= TASK =
From the listing below, pull out the lines that hold "requests".

= RECORD SET =
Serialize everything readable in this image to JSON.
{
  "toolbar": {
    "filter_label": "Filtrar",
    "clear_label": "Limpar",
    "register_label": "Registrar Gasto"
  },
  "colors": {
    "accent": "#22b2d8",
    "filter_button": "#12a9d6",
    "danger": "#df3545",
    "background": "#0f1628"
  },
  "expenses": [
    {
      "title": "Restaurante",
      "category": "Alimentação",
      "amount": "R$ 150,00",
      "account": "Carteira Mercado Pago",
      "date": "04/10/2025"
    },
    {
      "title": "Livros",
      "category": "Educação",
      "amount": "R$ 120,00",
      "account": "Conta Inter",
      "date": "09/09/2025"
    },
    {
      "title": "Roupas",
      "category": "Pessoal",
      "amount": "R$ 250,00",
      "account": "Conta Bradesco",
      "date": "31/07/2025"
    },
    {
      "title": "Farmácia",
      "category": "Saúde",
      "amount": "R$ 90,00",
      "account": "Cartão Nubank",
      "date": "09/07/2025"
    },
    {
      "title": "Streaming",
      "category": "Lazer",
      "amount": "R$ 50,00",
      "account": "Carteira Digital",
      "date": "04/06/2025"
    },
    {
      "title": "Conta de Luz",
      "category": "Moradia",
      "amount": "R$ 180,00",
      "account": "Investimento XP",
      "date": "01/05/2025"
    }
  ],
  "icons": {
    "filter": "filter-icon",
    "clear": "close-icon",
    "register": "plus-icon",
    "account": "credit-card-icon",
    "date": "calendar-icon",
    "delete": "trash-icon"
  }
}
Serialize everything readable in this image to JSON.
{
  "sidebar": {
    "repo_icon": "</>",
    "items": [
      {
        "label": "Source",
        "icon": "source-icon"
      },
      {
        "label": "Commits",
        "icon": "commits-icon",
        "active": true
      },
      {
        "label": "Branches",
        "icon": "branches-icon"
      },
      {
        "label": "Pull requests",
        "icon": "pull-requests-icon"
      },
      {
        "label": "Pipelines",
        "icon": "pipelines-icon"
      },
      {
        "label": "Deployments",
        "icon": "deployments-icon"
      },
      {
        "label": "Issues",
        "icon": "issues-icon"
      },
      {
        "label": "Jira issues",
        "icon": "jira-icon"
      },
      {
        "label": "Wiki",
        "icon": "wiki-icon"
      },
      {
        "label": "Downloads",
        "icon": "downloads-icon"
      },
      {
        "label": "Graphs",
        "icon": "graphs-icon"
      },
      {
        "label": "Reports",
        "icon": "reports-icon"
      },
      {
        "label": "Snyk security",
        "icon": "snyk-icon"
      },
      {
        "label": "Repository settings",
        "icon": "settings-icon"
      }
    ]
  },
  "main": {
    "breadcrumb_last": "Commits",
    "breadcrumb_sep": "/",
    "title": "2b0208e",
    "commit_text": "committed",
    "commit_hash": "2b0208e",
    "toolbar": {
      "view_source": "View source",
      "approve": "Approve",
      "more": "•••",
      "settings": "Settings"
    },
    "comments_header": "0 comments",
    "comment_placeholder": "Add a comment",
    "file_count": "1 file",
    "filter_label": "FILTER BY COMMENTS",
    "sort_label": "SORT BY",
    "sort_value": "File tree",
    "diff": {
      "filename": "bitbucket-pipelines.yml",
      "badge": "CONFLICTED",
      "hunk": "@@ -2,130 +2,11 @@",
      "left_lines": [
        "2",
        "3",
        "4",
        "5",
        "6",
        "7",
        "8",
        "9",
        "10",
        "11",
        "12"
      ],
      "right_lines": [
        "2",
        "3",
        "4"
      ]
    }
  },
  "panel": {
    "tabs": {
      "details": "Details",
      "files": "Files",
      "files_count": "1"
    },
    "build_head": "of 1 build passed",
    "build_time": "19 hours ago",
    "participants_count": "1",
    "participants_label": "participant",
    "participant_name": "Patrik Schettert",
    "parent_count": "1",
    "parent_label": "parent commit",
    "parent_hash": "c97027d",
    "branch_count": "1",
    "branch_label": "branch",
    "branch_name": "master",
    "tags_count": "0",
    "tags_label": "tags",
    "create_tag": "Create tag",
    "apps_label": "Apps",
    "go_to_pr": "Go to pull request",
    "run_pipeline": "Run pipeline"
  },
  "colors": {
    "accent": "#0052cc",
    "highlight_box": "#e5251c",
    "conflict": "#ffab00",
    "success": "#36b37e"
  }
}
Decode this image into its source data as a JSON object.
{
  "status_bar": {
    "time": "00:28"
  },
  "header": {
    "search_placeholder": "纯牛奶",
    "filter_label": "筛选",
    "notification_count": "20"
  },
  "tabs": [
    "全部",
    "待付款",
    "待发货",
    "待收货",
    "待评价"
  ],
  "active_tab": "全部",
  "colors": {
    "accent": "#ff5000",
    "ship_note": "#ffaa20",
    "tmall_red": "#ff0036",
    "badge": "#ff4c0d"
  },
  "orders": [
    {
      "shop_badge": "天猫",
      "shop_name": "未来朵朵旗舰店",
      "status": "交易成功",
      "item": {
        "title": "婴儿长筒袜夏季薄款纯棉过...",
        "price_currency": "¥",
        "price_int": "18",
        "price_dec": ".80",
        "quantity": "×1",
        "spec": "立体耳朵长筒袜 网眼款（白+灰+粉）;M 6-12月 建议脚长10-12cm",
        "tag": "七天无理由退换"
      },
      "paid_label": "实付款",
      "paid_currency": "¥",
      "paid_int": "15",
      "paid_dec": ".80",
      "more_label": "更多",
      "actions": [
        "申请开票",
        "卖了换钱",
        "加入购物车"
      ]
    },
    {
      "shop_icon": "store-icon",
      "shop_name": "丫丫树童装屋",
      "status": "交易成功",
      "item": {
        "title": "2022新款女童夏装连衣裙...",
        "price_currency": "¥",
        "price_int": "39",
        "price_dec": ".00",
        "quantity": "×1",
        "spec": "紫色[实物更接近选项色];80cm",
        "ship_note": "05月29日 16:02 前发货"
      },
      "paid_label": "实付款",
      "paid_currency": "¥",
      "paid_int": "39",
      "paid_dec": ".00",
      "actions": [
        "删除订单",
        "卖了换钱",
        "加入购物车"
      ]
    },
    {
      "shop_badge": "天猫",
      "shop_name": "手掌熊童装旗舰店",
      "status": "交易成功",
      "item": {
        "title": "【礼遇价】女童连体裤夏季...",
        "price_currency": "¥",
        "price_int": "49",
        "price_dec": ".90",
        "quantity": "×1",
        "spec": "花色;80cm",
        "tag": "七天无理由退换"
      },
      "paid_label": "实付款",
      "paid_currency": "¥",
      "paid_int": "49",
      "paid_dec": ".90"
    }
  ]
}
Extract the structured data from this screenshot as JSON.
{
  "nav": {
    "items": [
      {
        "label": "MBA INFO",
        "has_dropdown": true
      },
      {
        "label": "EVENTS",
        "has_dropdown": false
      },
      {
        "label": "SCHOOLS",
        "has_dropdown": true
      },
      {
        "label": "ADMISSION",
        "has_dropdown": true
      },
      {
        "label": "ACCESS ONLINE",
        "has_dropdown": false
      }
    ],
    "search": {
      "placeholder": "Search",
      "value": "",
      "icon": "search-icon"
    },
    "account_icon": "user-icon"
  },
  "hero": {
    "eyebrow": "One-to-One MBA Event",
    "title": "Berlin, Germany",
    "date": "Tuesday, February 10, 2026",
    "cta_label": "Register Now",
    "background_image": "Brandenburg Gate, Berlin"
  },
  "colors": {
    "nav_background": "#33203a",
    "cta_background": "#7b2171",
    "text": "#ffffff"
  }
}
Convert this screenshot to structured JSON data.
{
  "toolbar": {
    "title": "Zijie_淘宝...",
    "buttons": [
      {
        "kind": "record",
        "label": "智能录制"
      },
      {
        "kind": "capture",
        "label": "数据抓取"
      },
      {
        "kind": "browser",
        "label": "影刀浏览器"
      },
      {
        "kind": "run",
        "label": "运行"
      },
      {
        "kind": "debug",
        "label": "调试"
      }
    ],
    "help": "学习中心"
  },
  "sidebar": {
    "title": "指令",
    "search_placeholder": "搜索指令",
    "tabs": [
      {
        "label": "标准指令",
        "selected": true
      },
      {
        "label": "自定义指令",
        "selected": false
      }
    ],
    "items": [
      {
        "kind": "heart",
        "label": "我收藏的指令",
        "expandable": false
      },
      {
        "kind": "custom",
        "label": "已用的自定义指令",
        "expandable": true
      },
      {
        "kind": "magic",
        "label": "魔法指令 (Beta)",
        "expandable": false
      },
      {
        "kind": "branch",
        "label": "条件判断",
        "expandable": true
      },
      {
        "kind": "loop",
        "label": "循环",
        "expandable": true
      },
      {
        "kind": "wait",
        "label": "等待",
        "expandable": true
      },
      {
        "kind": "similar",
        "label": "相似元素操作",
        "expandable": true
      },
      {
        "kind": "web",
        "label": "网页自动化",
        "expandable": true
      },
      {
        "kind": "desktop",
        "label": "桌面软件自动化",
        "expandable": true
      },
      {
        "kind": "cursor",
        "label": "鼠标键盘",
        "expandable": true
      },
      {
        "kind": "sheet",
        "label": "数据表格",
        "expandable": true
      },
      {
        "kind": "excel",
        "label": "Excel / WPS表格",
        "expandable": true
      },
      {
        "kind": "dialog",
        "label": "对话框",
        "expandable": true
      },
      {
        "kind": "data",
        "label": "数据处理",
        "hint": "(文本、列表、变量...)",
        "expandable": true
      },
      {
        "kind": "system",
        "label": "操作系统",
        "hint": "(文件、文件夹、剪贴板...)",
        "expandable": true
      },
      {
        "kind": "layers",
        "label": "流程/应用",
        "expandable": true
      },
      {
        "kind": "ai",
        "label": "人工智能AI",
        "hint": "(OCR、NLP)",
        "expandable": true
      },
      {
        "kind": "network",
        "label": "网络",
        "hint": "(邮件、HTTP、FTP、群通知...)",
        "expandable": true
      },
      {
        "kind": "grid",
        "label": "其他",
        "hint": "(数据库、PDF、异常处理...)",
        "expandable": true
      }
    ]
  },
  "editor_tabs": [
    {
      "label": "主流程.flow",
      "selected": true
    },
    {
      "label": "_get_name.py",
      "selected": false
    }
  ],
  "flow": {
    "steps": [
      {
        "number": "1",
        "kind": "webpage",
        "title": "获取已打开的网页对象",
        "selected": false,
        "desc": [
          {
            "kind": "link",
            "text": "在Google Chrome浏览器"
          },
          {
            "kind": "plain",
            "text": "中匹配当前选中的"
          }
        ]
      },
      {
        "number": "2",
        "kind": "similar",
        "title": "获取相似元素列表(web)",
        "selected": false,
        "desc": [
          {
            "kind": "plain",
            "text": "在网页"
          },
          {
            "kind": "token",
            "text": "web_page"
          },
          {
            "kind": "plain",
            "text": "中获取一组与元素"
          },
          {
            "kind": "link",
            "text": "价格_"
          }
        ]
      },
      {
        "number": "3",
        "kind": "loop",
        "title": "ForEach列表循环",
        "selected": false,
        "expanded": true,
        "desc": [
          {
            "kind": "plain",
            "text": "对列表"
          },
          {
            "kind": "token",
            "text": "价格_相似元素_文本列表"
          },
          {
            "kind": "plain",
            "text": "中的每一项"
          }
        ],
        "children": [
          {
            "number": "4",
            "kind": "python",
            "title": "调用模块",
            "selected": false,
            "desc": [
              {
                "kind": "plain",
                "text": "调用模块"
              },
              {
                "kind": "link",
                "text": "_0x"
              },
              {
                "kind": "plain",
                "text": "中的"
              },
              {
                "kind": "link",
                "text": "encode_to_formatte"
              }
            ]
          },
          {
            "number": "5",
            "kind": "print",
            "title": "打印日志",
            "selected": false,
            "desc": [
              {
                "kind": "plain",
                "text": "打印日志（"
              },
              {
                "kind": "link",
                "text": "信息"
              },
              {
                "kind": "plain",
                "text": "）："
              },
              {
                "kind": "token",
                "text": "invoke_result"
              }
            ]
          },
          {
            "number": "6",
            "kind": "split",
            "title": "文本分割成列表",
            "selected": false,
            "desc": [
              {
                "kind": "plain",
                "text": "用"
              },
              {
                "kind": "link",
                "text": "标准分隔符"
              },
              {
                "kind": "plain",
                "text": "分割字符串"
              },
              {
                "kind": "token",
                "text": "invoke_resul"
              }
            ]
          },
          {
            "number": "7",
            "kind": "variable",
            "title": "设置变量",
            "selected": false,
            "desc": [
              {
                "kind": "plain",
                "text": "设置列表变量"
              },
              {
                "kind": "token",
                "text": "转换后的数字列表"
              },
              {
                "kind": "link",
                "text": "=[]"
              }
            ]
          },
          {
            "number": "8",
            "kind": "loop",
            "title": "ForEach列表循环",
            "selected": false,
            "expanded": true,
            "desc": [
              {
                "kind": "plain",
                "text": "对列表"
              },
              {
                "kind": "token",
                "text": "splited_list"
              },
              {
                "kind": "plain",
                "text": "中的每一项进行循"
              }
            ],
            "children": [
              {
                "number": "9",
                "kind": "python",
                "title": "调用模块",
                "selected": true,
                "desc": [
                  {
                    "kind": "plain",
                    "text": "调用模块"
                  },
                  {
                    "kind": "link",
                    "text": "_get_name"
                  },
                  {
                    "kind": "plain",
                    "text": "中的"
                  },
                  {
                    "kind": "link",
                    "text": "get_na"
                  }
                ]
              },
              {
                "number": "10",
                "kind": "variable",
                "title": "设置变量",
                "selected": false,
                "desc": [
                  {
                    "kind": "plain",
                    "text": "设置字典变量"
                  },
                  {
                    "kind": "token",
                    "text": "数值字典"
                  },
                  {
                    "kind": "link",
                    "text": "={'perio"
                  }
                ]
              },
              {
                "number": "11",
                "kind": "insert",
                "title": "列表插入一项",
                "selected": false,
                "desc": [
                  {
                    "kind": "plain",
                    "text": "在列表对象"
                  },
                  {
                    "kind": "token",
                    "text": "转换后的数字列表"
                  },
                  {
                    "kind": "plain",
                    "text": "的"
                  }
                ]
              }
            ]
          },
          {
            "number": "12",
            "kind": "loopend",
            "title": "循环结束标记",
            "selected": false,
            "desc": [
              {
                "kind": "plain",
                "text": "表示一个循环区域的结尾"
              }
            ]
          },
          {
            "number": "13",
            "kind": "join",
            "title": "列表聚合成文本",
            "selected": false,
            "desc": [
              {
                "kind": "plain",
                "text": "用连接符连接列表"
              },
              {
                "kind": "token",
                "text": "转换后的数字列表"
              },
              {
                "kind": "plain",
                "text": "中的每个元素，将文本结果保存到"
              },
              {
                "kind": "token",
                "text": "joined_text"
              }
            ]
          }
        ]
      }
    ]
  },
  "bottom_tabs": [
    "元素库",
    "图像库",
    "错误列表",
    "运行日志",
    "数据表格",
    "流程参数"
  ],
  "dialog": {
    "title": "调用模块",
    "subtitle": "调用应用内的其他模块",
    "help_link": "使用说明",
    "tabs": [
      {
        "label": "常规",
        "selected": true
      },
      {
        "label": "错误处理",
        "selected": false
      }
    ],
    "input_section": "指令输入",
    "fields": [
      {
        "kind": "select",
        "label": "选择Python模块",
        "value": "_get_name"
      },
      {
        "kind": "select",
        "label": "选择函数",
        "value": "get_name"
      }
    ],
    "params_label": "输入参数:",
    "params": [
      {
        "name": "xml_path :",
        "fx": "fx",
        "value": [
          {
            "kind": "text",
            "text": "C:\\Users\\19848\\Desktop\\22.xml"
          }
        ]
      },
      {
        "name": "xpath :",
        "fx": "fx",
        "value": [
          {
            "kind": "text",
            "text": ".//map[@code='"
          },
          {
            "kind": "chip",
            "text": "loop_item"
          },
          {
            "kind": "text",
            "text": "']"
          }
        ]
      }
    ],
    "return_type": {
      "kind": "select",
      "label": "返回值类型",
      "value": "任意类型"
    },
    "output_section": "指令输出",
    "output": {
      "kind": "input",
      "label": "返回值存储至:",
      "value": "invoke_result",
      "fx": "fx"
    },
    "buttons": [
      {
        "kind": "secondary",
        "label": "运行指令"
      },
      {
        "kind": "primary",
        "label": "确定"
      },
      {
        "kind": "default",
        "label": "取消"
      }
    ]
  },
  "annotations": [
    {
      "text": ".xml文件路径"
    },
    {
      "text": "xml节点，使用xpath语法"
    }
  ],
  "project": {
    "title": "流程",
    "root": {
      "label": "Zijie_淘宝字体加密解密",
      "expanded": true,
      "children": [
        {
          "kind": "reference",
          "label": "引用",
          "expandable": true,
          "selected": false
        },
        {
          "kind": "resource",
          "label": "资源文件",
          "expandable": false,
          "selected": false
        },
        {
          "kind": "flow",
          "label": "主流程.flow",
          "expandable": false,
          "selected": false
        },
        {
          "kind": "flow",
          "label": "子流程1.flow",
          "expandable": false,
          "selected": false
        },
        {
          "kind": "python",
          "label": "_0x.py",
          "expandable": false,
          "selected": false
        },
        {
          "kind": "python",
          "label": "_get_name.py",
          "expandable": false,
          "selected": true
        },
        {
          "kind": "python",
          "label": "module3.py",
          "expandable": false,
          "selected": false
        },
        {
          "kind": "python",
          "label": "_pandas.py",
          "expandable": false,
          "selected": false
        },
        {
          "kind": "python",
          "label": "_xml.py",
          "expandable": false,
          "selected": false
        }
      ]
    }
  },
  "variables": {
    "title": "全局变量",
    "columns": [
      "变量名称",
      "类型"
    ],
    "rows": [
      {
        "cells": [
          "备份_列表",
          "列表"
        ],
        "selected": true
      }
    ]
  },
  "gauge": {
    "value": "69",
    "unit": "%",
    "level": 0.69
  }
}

= RESULT =
        "label": "Pull requests",
        "icon": "pull-requests-icon"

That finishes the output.